• [THE TASK]
Filter the entries below, keeping every line that has the word "JSON".

• [DATASET CONTENT]

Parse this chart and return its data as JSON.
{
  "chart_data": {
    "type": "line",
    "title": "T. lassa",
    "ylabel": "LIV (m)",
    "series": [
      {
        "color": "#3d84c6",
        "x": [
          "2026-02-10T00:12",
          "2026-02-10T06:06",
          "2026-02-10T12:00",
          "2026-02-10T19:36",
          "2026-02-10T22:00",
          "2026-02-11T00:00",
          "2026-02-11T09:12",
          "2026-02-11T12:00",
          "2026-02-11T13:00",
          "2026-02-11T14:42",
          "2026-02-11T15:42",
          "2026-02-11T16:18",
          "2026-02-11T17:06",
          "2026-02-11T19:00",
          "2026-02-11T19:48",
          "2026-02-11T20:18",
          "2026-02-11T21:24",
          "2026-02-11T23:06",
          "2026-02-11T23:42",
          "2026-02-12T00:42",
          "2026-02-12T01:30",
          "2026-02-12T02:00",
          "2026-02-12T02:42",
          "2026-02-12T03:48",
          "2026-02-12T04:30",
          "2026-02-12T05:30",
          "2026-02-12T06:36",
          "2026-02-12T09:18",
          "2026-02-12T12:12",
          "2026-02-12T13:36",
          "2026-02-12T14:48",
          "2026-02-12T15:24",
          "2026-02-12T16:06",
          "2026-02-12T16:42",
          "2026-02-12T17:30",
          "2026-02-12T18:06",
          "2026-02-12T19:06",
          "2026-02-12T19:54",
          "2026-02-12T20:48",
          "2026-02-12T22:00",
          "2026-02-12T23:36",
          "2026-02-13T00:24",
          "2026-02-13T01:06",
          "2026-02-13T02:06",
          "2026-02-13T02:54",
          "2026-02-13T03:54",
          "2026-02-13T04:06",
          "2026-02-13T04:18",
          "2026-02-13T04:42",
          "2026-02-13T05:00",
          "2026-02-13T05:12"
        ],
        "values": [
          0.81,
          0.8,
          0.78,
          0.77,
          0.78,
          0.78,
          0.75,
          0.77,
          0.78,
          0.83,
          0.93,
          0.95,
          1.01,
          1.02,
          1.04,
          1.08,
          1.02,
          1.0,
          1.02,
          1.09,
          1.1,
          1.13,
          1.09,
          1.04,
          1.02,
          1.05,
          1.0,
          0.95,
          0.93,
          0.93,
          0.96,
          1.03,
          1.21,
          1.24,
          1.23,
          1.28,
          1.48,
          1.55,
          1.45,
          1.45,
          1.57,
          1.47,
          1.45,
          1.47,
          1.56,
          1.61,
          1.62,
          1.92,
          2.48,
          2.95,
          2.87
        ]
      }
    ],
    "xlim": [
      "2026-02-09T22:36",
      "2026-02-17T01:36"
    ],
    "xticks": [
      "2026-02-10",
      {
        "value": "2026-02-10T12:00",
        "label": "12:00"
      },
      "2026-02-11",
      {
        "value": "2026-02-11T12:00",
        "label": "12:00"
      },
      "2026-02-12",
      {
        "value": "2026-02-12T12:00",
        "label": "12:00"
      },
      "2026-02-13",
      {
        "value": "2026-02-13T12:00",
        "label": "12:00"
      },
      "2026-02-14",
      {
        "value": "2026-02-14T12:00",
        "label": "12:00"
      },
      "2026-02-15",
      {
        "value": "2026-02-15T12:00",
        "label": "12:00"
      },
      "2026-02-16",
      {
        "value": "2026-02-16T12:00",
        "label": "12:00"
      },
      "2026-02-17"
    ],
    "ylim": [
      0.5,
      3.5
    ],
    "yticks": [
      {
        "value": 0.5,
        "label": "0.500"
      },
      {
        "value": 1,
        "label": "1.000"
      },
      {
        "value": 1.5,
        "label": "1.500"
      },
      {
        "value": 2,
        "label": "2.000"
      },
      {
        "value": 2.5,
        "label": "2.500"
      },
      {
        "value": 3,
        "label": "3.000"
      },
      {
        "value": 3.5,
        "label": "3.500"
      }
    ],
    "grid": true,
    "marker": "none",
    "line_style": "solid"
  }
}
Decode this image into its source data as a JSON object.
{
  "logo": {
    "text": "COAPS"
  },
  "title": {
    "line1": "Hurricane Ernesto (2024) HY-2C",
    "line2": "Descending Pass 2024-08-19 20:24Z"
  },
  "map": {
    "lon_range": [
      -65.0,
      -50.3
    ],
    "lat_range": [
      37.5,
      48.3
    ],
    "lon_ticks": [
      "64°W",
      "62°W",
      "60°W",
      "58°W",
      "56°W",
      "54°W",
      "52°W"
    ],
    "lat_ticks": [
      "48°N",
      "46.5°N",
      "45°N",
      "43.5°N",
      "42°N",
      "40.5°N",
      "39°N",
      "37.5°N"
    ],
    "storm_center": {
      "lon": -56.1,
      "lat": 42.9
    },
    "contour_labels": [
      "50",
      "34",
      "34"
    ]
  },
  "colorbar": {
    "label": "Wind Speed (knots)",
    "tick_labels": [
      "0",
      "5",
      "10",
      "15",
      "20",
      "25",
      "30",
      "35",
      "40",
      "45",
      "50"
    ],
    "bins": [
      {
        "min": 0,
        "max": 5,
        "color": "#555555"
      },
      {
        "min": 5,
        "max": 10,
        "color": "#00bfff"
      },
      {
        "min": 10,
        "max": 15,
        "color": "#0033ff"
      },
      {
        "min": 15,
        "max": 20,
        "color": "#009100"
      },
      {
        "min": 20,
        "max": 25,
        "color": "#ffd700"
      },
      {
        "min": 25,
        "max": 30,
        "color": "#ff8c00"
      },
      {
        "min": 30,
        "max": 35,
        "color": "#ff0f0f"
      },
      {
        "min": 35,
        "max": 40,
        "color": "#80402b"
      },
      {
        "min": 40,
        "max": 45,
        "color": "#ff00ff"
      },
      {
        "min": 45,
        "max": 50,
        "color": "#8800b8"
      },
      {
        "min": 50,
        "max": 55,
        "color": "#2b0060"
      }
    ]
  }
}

• [RESPONSE BELOW]
Parse this chart and return its data as JSON.
Decode this image into its source data as a JSON object.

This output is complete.